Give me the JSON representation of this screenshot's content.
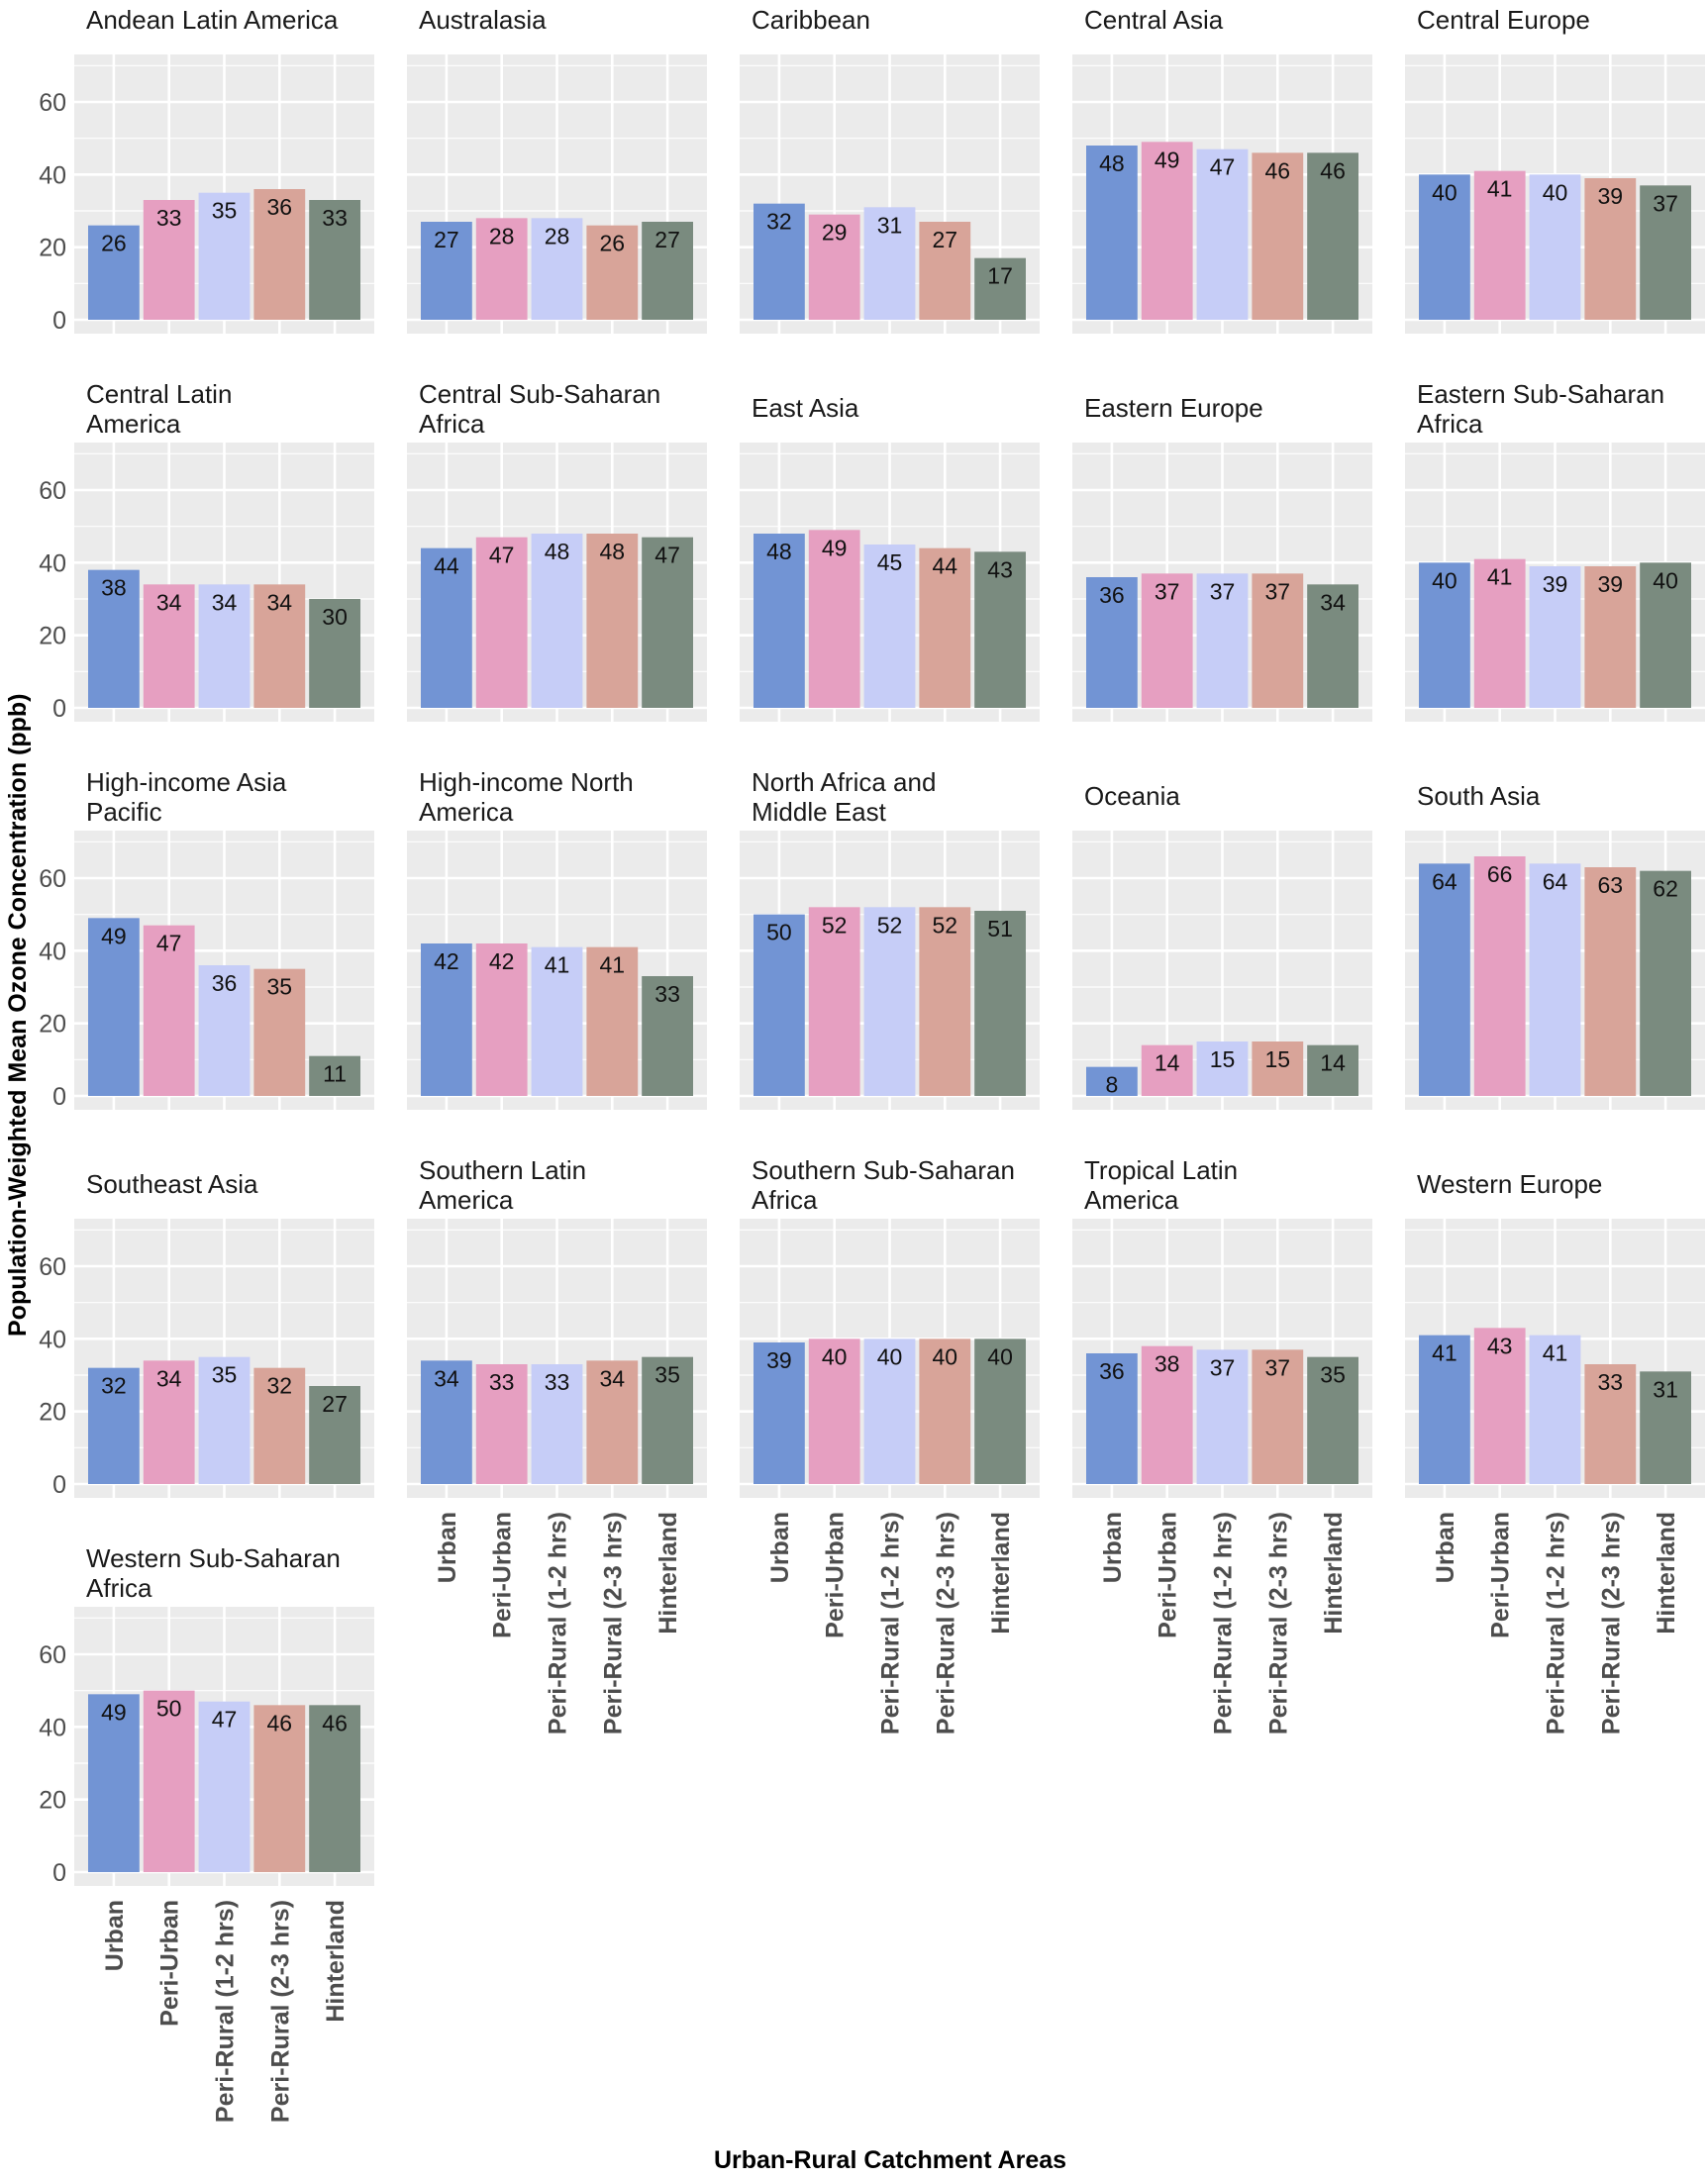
{
  "chart_data": {
    "type": "bar",
    "layout": "facet-grid",
    "title": "",
    "xlabel": "Urban-Rural Catchment Areas",
    "ylabel": "Population-Weighted Mean Ozone Concentration (ppb)",
    "ylim": [
      0,
      70
    ],
    "yticks": [
      0,
      20,
      40,
      60
    ],
    "grid": true,
    "legend": "none",
    "categories": [
      "Urban",
      "Peri-Urban",
      "Peri-Rural (1-2 hrs)",
      "Peri-Rural (2-3 hrs)",
      "Hinterland"
    ],
    "colors": [
      "#7294d4",
      "#e69fc1",
      "#c6cdf7",
      "#d8a499",
      "#7a8b7f"
    ],
    "panels": [
      {
        "title": [
          "Andean Latin America"
        ],
        "values": [
          26,
          33,
          35,
          36,
          33
        ]
      },
      {
        "title": [
          "Australasia"
        ],
        "values": [
          27,
          28,
          28,
          26,
          27
        ]
      },
      {
        "title": [
          "Caribbean"
        ],
        "values": [
          32,
          29,
          31,
          27,
          17
        ]
      },
      {
        "title": [
          "Central Asia"
        ],
        "values": [
          48,
          49,
          47,
          46,
          46
        ]
      },
      {
        "title": [
          "Central Europe"
        ],
        "values": [
          40,
          41,
          40,
          39,
          37
        ]
      },
      {
        "title": [
          "Central Latin",
          "America"
        ],
        "values": [
          38,
          34,
          34,
          34,
          30
        ]
      },
      {
        "title": [
          "Central Sub-Saharan",
          "Africa"
        ],
        "values": [
          44,
          47,
          48,
          48,
          47
        ]
      },
      {
        "title": [
          "East Asia"
        ],
        "values": [
          48,
          49,
          45,
          44,
          43
        ]
      },
      {
        "title": [
          "Eastern Europe"
        ],
        "values": [
          36,
          37,
          37,
          37,
          34
        ]
      },
      {
        "title": [
          "Eastern Sub-Saharan",
          "Africa"
        ],
        "values": [
          40,
          41,
          39,
          39,
          40
        ]
      },
      {
        "title": [
          "High-income Asia",
          "Pacific"
        ],
        "values": [
          49,
          47,
          36,
          35,
          11
        ]
      },
      {
        "title": [
          "High-income North",
          "America"
        ],
        "values": [
          42,
          42,
          41,
          41,
          33
        ]
      },
      {
        "title": [
          "North Africa and",
          "Middle East"
        ],
        "values": [
          50,
          52,
          52,
          52,
          51
        ]
      },
      {
        "title": [
          "Oceania"
        ],
        "values": [
          8,
          14,
          15,
          15,
          14
        ]
      },
      {
        "title": [
          "South Asia"
        ],
        "values": [
          64,
          66,
          64,
          63,
          62
        ]
      },
      {
        "title": [
          "Southeast Asia"
        ],
        "values": [
          32,
          34,
          35,
          32,
          27
        ]
      },
      {
        "title": [
          "Southern Latin",
          "America"
        ],
        "values": [
          34,
          33,
          33,
          34,
          35
        ]
      },
      {
        "title": [
          "Southern Sub-Saharan",
          "Africa"
        ],
        "values": [
          39,
          40,
          40,
          40,
          40
        ]
      },
      {
        "title": [
          "Tropical Latin",
          "America"
        ],
        "values": [
          36,
          38,
          37,
          37,
          35
        ]
      },
      {
        "title": [
          "Western Europe"
        ],
        "values": [
          41,
          43,
          41,
          33,
          31
        ]
      },
      {
        "title": [
          "Western Sub-Saharan",
          "Africa"
        ],
        "values": [
          49,
          50,
          47,
          46,
          46
        ]
      }
    ]
  }
}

--- Exercise description ---
Reproduce every record above exactly, but leave out the pictures.

--- Task response ---
Give me the JSON representation of this screenshot's content.
{
  "chart_data": {
    "type": "bar",
    "layout": "facet-grid",
    "title": "",
    "xlabel": "Urban-Rural Catchment Areas",
    "ylabel": "Population-Weighted Mean Ozone Concentration (ppb)",
    "ylim": [
      0,
      70
    ],
    "yticks": [
      0,
      20,
      40,
      60
    ],
    "grid": true,
    "legend": "none",
    "categories": [
      "Urban",
      "Peri-Urban",
      "Peri-Rural (1-2 hrs)",
      "Peri-Rural (2-3 hrs)",
      "Hinterland"
    ],
    "colors": [
      "#7294d4",
      "#e69fc1",
      "#c6cdf7",
      "#d8a499",
      "#7a8b7f"
    ],
    "panels": [
      {
        "title": [
          "Andean Latin America"
        ],
        "values": [
          26,
          33,
          35,
          36,
          33
        ]
      },
      {
        "title": [
          "Australasia"
        ],
        "values": [
          27,
          28,
          28,
          26,
          27
        ]
      },
      {
        "title": [
          "Caribbean"
        ],
        "values": [
          32,
          29,
          31,
          27,
          17
        ]
      },
      {
        "title": [
          "Central Asia"
        ],
        "values": [
          48,
          49,
          47,
          46,
          46
        ]
      },
      {
        "title": [
          "Central Europe"
        ],
        "values": [
          40,
          41,
          40,
          39,
          37
        ]
      },
      {
        "title": [
          "Central Latin",
          "America"
        ],
        "values": [
          38,
          34,
          34,
          34,
          30
        ]
      },
      {
        "title": [
          "Central Sub-Saharan",
          "Africa"
        ],
        "values": [
          44,
          47,
          48,
          48,
          47
        ]
      },
      {
        "title": [
          "East Asia"
        ],
        "values": [
          48,
          49,
          45,
          44,
          43
        ]
      },
      {
        "title": [
          "Eastern Europe"
        ],
        "values": [
          36,
          37,
          37,
          37,
          34
        ]
      },
      {
        "title": [
          "Eastern Sub-Saharan",
          "Africa"
        ],
        "values": [
          40,
          41,
          39,
          39,
          40
        ]
      },
      {
        "title": [
          "High-income Asia",
          "Pacific"
        ],
        "values": [
          49,
          47,
          36,
          35,
          11
        ]
      },
      {
        "title": [
          "High-income North",
          "America"
        ],
        "values": [
          42,
          42,
          41,
          41,
          33
        ]
      },
      {
        "title": [
          "North Africa and",
          "Middle East"
        ],
        "values": [
          50,
          52,
          52,
          52,
          51
        ]
      },
      {
        "title": [
          "Oceania"
        ],
        "values": [
          8,
          14,
          15,
          15,
          14
        ]
      },
      {
        "title": [
          "South Asia"
        ],
        "values": [
          64,
          66,
          64,
          63,
          62
        ]
      },
      {
        "title": [
          "Southeast Asia"
        ],
        "values": [
          32,
          34,
          35,
          32,
          27
        ]
      },
      {
        "title": [
          "Southern Latin",
          "America"
        ],
        "values": [
          34,
          33,
          33,
          34,
          35
        ]
      },
      {
        "title": [
          "Southern Sub-Saharan",
          "Africa"
        ],
        "values": [
          39,
          40,
          40,
          40,
          40
        ]
      },
      {
        "title": [
          "Tropical Latin",
          "America"
        ],
        "values": [
          36,
          38,
          37,
          37,
          35
        ]
      },
      {
        "title": [
          "Western Europe"
        ],
        "values": [
          41,
          43,
          41,
          33,
          31
        ]
      },
      {
        "title": [
          "Western Sub-Saharan",
          "Africa"
        ],
        "values": [
          49,
          50,
          47,
          46,
          46
        ]
      }
    ]
  }
}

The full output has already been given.